▶ [WHAT TO PRODUCE]
Find each line with "mains" and copy it.

▶ [ENTRIES SHOWN]
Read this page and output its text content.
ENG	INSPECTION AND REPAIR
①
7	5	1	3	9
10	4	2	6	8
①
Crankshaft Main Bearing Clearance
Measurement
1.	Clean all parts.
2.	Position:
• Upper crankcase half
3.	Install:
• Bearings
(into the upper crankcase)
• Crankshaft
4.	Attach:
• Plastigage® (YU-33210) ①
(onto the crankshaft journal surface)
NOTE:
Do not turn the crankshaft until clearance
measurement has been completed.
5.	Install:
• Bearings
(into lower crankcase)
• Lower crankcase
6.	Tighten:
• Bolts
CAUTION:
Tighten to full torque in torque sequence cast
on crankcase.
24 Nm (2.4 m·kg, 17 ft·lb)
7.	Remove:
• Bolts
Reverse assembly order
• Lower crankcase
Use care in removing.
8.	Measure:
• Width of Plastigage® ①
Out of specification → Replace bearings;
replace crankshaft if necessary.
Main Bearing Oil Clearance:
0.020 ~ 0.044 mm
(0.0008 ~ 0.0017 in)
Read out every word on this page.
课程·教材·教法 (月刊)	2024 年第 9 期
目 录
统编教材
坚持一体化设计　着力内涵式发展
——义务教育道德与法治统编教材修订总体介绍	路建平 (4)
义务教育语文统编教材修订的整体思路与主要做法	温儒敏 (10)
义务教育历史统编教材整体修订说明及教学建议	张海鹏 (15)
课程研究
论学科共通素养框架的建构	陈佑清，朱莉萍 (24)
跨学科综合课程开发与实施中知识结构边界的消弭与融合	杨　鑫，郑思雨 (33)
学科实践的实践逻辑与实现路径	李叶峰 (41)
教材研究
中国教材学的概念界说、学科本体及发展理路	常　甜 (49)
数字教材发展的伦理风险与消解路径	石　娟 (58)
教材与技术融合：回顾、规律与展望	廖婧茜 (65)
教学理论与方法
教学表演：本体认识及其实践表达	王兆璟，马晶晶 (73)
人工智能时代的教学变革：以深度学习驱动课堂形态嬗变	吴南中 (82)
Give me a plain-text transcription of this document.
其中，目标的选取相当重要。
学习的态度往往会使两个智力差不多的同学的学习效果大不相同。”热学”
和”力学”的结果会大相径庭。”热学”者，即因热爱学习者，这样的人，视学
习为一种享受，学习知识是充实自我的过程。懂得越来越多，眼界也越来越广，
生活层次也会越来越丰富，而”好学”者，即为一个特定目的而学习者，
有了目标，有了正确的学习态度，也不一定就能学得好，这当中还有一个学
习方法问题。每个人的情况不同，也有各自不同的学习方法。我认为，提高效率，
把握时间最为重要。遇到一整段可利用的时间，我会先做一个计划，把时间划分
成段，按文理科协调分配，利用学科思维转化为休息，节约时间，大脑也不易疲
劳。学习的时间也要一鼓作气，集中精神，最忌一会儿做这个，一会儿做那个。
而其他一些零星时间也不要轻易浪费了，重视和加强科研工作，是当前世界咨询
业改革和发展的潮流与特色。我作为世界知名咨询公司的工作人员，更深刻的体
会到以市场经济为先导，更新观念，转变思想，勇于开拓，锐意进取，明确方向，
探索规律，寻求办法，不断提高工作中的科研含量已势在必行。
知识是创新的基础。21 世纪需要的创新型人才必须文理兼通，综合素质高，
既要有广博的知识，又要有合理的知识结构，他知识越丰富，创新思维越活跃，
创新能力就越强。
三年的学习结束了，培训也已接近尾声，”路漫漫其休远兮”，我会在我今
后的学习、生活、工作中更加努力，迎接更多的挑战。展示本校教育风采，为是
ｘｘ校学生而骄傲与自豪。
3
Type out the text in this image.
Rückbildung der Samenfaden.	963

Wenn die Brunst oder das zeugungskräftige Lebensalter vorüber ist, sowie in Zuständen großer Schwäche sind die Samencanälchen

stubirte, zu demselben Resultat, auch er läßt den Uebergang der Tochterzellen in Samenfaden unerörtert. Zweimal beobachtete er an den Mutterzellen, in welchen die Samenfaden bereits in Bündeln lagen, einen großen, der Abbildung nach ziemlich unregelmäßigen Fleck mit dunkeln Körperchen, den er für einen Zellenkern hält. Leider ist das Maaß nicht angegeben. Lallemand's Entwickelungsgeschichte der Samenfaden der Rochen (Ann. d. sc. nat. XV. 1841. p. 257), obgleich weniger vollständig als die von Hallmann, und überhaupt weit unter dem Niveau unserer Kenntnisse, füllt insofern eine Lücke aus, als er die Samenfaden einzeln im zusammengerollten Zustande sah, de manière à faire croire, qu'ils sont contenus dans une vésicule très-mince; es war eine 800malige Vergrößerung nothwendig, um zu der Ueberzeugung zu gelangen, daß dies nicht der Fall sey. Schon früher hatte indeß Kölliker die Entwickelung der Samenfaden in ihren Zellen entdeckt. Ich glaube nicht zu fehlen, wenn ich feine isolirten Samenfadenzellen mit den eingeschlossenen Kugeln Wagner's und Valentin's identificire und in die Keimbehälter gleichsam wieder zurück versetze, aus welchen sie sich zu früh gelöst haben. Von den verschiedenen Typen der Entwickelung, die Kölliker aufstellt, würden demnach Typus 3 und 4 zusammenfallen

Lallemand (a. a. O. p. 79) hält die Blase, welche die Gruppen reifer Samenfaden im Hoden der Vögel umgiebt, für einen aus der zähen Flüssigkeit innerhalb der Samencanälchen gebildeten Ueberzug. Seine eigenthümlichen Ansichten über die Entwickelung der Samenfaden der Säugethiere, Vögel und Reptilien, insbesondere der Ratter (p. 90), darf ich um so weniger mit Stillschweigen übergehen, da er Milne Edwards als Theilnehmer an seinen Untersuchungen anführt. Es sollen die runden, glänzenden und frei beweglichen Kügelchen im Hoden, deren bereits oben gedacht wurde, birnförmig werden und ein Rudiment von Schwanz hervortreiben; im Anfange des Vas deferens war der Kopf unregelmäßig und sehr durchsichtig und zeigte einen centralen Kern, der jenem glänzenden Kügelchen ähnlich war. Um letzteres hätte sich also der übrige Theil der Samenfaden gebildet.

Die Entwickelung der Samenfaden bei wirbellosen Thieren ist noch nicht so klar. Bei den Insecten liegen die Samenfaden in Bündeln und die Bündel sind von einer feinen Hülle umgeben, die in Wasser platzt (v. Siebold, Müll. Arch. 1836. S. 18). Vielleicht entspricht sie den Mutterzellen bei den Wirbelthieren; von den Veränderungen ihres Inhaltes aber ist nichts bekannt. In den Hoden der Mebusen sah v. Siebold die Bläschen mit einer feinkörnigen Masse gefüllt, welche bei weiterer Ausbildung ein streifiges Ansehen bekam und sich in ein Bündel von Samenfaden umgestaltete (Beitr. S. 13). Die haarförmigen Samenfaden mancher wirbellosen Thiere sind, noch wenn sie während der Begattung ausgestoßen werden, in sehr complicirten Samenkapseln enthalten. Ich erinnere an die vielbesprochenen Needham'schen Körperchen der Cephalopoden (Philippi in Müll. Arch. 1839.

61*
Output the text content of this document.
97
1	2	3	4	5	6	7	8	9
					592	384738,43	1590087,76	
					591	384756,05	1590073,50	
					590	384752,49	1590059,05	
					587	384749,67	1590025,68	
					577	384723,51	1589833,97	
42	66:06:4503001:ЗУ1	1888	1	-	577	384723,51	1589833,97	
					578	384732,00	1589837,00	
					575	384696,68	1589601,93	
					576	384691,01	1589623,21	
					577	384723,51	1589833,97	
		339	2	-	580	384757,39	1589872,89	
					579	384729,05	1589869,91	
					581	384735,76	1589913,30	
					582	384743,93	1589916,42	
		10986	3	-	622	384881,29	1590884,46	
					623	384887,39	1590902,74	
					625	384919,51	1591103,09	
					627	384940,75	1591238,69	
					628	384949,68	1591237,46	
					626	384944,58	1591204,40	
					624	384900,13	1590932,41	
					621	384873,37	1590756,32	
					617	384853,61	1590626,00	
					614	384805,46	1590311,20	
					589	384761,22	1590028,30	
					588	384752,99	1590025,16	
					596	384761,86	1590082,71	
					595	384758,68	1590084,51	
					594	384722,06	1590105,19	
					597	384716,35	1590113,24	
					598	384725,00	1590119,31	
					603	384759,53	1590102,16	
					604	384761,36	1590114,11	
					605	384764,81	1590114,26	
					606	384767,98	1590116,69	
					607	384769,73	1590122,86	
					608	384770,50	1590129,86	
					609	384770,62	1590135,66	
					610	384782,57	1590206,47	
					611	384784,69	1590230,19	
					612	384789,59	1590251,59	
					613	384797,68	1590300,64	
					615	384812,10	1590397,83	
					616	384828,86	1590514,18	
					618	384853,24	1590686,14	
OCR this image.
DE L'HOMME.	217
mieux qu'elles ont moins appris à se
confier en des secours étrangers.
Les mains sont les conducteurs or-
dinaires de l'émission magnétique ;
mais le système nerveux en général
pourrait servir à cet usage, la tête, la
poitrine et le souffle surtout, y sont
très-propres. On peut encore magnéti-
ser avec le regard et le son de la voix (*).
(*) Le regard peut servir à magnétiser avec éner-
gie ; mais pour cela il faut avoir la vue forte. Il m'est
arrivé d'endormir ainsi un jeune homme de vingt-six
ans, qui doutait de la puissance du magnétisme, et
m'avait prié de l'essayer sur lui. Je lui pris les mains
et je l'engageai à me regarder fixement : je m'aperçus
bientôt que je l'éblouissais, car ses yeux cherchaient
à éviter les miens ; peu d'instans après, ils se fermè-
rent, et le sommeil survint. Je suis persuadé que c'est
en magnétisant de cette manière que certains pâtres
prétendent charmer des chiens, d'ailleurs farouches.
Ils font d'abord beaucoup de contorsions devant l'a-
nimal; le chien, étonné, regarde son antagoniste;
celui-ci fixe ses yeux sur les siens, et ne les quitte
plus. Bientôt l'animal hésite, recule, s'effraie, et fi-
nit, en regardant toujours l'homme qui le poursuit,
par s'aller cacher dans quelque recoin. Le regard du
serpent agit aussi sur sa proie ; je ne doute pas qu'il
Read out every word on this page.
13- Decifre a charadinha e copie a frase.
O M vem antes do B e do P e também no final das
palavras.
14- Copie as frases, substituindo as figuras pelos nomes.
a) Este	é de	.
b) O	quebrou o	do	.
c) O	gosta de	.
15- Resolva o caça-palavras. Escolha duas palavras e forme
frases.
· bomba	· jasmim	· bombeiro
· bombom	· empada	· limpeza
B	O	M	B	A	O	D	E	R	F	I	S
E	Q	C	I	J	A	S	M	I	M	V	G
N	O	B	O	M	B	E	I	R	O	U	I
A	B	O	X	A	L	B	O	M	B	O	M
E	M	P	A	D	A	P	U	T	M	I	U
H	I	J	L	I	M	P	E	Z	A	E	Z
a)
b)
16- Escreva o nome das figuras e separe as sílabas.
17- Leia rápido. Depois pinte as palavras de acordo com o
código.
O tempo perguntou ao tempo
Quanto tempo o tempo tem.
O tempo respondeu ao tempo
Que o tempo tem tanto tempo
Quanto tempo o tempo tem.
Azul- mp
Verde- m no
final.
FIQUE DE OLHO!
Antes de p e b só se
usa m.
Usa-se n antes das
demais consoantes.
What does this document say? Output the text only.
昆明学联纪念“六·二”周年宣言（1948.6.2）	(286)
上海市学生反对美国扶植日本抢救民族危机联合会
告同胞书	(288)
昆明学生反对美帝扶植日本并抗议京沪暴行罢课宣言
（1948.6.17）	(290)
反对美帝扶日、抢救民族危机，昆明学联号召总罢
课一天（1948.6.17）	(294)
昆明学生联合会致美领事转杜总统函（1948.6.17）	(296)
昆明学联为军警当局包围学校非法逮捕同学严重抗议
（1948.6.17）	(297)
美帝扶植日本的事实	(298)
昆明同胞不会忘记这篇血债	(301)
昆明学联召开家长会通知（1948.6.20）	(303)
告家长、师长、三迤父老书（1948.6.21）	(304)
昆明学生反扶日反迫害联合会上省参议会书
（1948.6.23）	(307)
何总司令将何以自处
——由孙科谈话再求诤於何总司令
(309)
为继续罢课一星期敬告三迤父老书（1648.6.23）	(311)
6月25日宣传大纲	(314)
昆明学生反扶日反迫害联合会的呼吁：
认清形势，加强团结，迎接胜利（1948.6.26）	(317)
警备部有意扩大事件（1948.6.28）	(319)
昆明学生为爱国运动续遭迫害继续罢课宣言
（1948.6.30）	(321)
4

▶ [RESPONSE TO THE TASK]
Les mains sont les conducteurs or-
m'avait prié de l'essayer sur lui. Je lui pris les mains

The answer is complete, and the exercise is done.